[Description of the task]
Look through the data below and return each line where "fixed" appears.

## Begin Provided material

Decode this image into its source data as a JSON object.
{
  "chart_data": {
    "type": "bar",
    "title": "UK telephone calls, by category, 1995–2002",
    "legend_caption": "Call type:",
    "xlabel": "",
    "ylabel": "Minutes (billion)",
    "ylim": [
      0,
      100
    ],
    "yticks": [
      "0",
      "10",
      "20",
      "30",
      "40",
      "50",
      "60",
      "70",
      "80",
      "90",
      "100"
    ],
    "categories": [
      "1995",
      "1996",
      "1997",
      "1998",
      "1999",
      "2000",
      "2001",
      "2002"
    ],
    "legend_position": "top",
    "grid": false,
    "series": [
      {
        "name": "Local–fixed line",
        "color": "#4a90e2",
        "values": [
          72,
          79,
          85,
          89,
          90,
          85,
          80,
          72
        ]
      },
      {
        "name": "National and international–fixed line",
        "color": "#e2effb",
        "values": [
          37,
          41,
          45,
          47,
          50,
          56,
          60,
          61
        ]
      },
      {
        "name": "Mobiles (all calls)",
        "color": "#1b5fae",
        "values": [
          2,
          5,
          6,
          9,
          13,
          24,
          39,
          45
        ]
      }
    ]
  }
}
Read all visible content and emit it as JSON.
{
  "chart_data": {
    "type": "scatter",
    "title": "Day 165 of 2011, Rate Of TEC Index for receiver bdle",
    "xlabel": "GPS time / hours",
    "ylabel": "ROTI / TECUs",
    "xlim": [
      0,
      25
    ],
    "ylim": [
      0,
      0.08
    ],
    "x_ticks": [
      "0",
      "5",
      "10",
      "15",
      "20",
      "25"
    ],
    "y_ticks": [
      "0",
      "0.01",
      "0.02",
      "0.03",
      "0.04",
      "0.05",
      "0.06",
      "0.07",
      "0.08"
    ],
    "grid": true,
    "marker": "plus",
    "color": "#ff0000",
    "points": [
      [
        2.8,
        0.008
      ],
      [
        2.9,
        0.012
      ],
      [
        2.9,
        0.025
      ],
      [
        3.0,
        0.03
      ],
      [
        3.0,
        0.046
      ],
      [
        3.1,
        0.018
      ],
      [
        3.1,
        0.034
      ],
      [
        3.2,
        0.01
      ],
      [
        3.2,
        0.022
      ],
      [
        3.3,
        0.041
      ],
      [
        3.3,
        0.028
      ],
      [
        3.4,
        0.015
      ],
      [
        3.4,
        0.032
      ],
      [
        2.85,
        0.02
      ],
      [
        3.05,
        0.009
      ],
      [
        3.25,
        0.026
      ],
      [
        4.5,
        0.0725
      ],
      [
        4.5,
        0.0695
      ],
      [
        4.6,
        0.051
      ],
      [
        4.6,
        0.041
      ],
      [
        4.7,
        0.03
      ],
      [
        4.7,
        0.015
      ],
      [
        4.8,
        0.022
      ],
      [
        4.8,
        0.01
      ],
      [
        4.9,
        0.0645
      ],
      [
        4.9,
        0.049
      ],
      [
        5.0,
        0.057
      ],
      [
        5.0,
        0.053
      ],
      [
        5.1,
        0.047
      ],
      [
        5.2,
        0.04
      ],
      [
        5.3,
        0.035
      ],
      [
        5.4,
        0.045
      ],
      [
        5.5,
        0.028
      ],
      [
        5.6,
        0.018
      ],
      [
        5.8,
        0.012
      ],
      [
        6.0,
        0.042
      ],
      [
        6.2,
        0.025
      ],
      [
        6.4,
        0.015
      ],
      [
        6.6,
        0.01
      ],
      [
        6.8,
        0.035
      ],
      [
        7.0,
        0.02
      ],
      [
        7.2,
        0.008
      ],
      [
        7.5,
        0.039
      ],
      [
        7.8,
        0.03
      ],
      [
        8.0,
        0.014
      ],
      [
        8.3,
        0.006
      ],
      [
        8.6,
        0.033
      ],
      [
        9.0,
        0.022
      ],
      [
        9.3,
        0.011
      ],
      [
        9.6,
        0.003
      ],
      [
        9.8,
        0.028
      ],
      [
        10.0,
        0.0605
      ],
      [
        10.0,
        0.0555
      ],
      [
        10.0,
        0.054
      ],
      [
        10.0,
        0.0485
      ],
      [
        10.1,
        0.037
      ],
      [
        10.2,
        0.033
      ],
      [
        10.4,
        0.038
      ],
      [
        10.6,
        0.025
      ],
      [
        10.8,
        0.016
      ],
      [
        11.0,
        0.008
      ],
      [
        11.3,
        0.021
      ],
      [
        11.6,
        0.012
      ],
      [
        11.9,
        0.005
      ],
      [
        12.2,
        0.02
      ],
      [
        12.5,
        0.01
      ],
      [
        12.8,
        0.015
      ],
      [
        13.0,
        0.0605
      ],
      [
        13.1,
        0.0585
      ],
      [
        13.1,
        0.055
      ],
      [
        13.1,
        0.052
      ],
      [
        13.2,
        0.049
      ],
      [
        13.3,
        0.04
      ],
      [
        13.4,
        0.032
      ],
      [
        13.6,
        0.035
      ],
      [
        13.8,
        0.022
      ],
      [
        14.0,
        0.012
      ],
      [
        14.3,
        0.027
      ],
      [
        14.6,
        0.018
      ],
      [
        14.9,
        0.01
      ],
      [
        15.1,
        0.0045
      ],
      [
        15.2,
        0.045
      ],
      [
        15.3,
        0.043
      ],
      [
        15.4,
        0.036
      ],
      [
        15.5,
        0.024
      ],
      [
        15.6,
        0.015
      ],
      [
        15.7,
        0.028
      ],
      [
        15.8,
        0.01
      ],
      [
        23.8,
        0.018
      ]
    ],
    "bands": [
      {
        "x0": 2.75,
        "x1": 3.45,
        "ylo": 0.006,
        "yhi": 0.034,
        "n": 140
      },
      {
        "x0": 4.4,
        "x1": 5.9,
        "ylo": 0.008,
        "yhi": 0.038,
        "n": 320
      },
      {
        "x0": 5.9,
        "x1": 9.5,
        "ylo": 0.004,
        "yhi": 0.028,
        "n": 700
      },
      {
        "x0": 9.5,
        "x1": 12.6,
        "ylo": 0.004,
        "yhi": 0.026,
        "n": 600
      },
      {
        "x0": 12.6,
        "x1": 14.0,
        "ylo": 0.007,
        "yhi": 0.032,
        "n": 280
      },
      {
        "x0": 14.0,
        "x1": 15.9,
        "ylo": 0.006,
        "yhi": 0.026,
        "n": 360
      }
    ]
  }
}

## End Provided material

[Task answer]
        "name": "Local–fixed line",
        "name": "National and international–fixed line",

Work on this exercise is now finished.